Reproduce all the entries exactly and keep the pictures out.

---+---

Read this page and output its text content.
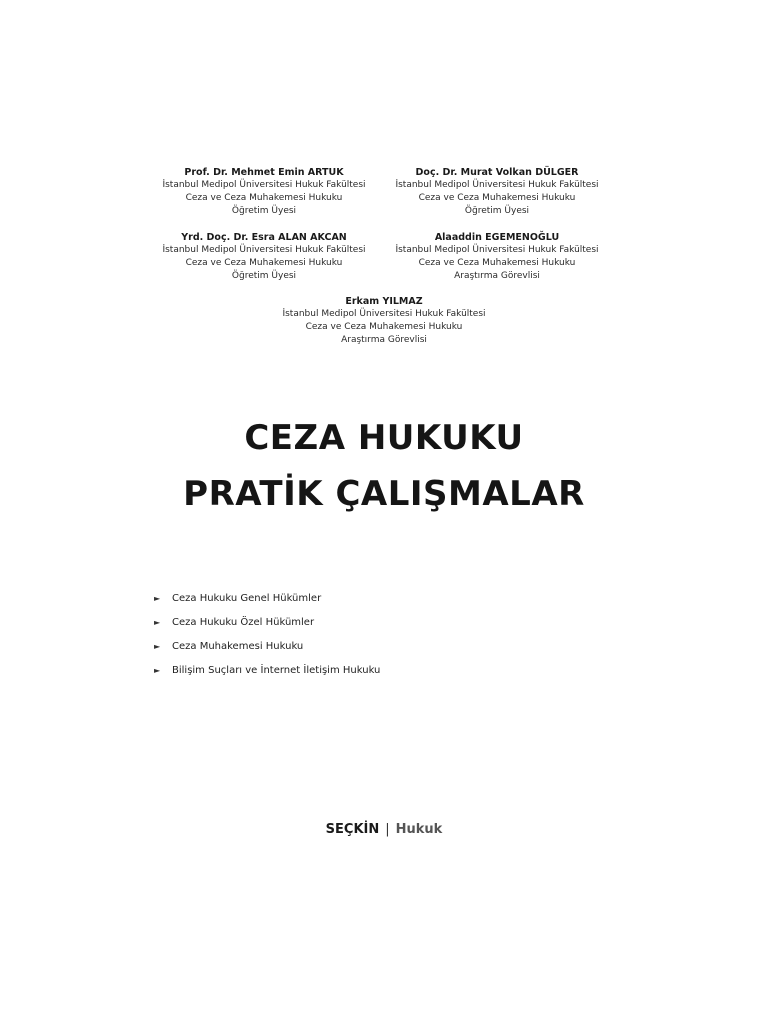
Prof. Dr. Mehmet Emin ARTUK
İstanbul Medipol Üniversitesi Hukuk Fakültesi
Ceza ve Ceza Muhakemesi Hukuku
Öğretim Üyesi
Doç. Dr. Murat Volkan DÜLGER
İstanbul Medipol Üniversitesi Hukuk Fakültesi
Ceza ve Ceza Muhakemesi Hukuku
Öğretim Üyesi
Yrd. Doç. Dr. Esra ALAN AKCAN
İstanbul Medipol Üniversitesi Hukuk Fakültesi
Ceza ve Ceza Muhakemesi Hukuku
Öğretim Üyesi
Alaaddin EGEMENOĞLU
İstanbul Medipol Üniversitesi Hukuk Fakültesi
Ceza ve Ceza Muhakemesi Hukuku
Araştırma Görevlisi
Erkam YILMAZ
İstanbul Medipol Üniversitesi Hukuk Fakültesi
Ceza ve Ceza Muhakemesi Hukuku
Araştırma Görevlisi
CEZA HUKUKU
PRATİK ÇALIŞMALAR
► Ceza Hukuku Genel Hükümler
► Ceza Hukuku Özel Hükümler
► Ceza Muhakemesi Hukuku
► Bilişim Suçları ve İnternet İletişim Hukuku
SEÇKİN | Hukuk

---+---

**Full answer:**
Read this page and output its text content.
Prof. Dr. Mehmet Emin ARTUK
İstanbul Medipol Üniversitesi Hukuk Fakültesi
Ceza ve Ceza Muhakemesi Hukuku
Öğretim Üyesi
Doç. Dr. Murat Volkan DÜLGER
İstanbul Medipol Üniversitesi Hukuk Fakültesi
Ceza ve Ceza Muhakemesi Hukuku
Öğretim Üyesi
Yrd. Doç. Dr. Esra ALAN AKCAN
İstanbul Medipol Üniversitesi Hukuk Fakültesi
Ceza ve Ceza Muhakemesi Hukuku
Öğretim Üyesi
Alaaddin EGEMENOĞLU
İstanbul Medipol Üniversitesi Hukuk Fakültesi
Ceza ve Ceza Muhakemesi Hukuku
Araştırma Görevlisi
Erkam YILMAZ
İstanbul Medipol Üniversitesi Hukuk Fakültesi
Ceza ve Ceza Muhakemesi Hukuku
Araştırma Görevlisi
CEZA HUKUKU
PRATİK ÇALIŞMALAR
► Ceza Hukuku Genel Hükümler
► Ceza Hukuku Özel Hükümler
► Ceza Muhakemesi Hukuku
► Bilişim Suçları ve İnternet İletişim Hukuku
SEÇKİN | Hukuk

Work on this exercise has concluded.